Lines containing the string "title" are to be counted. Write only how many there are.

Dataset items:
:::
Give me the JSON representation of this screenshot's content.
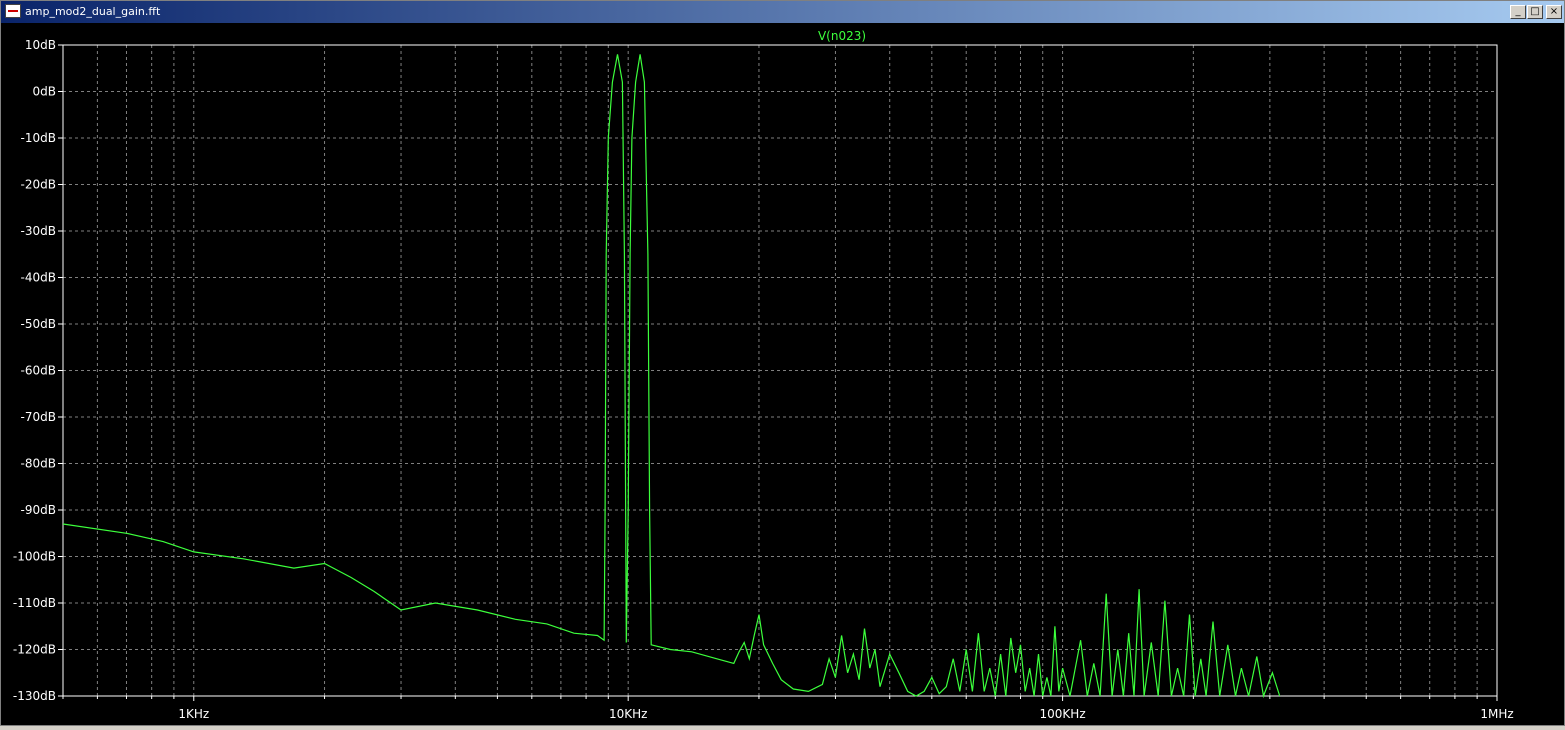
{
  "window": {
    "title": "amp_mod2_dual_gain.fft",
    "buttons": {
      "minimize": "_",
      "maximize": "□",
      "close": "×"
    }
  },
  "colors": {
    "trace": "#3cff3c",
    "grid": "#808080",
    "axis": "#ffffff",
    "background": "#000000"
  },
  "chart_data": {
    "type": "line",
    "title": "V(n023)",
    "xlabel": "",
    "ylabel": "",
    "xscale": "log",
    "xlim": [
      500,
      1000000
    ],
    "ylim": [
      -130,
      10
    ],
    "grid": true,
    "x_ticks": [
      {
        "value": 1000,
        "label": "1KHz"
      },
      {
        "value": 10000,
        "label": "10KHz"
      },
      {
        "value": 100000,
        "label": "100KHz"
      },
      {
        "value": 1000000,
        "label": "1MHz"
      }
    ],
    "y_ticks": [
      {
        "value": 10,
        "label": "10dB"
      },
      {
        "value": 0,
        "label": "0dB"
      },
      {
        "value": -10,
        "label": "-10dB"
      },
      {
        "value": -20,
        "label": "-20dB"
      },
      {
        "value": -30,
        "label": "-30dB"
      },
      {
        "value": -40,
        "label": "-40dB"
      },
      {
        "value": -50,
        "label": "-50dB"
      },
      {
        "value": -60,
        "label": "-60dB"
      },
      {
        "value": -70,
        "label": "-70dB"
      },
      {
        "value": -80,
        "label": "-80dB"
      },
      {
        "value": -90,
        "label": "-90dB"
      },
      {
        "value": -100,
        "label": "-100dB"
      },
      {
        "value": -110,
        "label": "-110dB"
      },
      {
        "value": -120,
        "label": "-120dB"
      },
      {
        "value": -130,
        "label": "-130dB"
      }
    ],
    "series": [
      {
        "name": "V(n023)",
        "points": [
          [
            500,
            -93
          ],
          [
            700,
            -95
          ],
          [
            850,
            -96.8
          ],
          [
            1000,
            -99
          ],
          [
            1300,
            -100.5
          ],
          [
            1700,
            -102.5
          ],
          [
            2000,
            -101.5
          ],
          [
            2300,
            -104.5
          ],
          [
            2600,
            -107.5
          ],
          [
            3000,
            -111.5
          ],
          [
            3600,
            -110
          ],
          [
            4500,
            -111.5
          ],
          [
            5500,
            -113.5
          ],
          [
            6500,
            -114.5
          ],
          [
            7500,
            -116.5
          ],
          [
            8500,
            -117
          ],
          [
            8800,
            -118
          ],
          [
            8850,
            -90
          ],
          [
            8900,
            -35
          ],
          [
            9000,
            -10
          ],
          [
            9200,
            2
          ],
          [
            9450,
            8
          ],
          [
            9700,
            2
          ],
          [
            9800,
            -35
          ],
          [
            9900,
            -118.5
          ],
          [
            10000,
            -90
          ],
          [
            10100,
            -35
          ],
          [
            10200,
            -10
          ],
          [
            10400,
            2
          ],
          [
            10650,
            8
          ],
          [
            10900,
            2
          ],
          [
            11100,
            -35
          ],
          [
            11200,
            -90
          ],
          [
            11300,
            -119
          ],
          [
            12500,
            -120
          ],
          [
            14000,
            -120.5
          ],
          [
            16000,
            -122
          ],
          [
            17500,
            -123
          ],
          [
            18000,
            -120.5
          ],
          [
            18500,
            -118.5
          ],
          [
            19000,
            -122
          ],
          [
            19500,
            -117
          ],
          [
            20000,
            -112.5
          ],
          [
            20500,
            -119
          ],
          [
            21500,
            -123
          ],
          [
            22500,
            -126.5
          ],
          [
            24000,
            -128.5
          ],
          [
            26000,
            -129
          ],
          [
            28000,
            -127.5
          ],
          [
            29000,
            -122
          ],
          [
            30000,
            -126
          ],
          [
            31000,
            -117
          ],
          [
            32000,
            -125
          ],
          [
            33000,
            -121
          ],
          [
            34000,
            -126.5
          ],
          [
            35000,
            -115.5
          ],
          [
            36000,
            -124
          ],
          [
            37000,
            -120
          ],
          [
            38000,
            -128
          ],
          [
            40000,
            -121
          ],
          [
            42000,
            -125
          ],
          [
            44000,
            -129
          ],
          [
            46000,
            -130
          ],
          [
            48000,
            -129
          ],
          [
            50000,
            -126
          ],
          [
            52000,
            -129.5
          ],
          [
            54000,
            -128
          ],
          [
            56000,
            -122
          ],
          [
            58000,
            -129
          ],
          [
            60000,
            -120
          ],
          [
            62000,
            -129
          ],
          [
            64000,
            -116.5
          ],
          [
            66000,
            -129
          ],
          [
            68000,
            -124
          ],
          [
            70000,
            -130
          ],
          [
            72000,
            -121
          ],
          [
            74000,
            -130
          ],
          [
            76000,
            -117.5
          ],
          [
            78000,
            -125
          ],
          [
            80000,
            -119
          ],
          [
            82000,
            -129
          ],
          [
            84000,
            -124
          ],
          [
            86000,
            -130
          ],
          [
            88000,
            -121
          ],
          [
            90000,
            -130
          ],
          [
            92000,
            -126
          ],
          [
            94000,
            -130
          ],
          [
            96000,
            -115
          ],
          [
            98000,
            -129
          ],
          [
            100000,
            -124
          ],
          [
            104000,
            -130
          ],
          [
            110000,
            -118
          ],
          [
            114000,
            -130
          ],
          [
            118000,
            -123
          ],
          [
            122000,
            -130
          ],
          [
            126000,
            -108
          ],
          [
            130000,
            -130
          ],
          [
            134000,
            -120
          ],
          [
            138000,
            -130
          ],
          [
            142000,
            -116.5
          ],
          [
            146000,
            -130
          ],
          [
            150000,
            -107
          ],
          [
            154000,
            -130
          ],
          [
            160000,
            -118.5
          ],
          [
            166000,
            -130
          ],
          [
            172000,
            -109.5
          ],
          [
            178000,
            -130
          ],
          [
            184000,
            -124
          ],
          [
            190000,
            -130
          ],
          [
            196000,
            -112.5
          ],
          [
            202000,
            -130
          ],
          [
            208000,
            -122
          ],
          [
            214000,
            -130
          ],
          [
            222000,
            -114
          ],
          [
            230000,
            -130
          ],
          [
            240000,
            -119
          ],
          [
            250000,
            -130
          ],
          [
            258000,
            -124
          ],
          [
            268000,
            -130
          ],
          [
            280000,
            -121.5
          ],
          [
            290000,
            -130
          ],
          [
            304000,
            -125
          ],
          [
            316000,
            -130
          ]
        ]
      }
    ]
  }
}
:::
Exercise response – 2